--- START Exercise materials ---

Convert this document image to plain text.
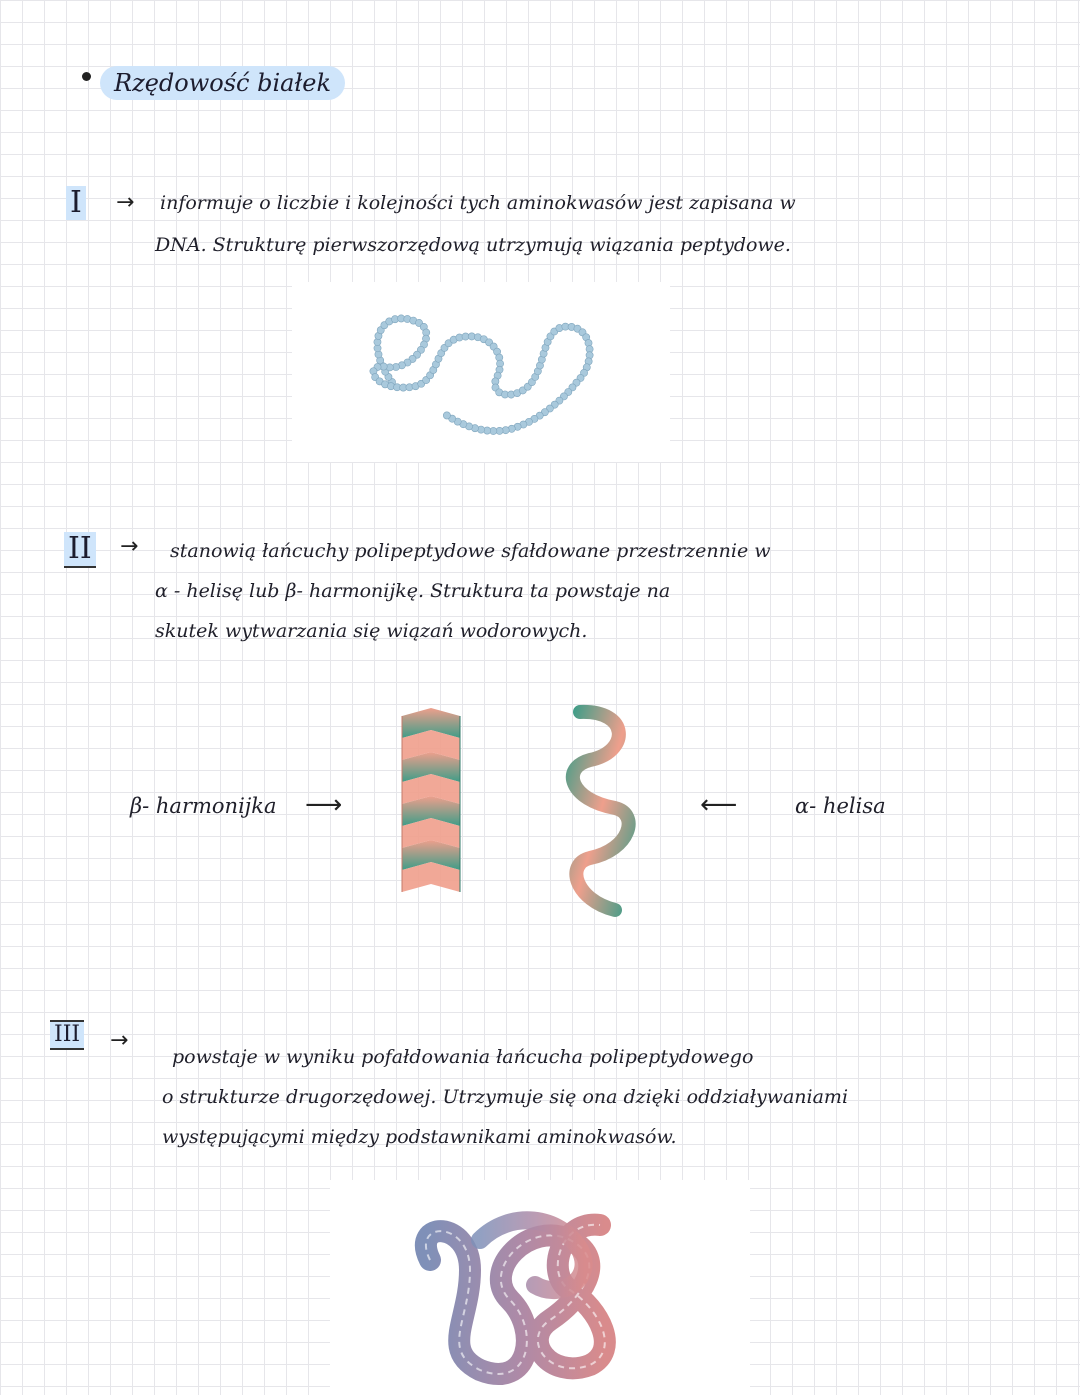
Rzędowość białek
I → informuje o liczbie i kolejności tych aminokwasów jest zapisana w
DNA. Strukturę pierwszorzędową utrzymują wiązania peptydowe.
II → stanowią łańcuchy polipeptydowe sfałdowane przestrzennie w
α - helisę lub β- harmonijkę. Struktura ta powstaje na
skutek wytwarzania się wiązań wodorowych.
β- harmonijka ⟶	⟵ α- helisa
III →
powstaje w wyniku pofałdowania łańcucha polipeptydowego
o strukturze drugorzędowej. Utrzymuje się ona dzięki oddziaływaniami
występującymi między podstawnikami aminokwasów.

--- END Exercise materials ---
--- START Exercise materials ---

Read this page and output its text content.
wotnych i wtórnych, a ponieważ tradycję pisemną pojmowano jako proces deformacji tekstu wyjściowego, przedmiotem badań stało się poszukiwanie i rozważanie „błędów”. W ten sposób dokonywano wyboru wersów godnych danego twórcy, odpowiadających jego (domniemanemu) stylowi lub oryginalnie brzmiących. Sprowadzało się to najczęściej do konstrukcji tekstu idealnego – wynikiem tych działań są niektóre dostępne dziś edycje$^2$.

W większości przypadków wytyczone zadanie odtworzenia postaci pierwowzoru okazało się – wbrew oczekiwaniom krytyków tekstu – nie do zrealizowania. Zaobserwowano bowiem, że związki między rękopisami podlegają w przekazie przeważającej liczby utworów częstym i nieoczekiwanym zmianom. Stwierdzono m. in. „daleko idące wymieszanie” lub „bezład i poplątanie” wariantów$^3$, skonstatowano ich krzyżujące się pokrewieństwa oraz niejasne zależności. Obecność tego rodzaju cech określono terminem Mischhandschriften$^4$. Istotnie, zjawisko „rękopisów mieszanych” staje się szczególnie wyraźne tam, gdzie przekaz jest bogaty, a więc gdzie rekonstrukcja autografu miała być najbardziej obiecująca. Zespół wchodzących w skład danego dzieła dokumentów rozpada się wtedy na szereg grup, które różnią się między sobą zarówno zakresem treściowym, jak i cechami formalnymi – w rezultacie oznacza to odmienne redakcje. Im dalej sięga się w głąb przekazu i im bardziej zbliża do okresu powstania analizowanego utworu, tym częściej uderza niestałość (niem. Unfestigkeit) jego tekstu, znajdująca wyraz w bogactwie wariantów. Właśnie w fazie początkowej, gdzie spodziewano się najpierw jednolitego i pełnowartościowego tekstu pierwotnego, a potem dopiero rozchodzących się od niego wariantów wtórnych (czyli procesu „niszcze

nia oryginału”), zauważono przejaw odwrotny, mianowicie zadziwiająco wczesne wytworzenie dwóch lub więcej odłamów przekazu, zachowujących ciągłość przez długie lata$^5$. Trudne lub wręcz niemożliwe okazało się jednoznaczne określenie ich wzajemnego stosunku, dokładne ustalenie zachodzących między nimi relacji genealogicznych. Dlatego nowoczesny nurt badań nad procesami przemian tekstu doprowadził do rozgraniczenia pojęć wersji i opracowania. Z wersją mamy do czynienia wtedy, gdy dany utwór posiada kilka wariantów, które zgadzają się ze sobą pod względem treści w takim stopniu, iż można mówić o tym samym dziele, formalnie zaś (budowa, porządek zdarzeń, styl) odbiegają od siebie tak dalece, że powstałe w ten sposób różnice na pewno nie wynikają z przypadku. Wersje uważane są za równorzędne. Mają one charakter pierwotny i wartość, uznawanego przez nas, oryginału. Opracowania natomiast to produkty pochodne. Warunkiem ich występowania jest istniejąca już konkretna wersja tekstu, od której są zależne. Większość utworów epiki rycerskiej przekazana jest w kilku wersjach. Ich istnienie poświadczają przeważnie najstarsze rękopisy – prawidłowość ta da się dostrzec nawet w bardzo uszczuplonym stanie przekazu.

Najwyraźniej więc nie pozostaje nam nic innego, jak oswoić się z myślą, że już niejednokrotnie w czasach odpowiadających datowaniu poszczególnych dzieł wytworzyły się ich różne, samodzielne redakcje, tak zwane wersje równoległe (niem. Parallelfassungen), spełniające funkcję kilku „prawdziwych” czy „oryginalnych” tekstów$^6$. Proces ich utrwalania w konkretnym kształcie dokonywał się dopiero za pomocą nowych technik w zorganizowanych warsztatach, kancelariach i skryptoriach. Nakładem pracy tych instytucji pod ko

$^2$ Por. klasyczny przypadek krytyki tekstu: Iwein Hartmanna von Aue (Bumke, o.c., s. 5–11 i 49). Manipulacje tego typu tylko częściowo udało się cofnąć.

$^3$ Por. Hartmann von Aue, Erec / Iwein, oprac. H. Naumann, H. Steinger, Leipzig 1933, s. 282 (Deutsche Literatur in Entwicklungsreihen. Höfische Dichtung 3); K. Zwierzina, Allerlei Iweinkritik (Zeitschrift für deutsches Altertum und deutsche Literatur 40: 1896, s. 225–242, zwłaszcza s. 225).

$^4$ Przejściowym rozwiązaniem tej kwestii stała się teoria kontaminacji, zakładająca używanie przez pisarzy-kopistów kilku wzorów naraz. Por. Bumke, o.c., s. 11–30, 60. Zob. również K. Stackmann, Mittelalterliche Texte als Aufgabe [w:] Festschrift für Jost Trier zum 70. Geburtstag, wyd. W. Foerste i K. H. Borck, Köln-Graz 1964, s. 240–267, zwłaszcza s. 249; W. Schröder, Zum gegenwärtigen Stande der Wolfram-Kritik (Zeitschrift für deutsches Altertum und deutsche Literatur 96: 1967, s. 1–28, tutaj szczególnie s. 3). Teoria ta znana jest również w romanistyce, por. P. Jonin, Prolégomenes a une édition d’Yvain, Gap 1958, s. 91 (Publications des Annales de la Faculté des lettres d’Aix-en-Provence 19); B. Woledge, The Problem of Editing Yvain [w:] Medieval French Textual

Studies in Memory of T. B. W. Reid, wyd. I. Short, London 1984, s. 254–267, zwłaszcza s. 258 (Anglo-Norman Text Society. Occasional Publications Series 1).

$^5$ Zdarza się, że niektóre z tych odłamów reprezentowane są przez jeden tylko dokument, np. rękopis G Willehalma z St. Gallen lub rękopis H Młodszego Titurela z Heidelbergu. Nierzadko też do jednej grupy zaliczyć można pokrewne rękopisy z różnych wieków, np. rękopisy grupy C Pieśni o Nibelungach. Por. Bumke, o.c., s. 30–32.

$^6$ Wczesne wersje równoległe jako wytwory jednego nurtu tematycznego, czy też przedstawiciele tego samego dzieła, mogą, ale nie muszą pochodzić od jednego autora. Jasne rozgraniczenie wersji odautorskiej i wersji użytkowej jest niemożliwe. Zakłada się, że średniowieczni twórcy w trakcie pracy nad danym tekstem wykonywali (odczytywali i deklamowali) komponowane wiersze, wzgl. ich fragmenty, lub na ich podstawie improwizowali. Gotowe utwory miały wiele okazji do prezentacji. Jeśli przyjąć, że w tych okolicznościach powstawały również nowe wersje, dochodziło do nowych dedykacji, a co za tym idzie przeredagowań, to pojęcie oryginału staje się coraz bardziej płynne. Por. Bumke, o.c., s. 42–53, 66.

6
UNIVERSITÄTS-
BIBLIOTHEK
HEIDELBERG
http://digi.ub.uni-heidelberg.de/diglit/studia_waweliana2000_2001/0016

--- END Exercise materials ---

--- Short exercise ---
Search the data for the string "this". List each line that has it.

--- Final answer ---
Convert this document image to plain text.
Read this page and output its text content.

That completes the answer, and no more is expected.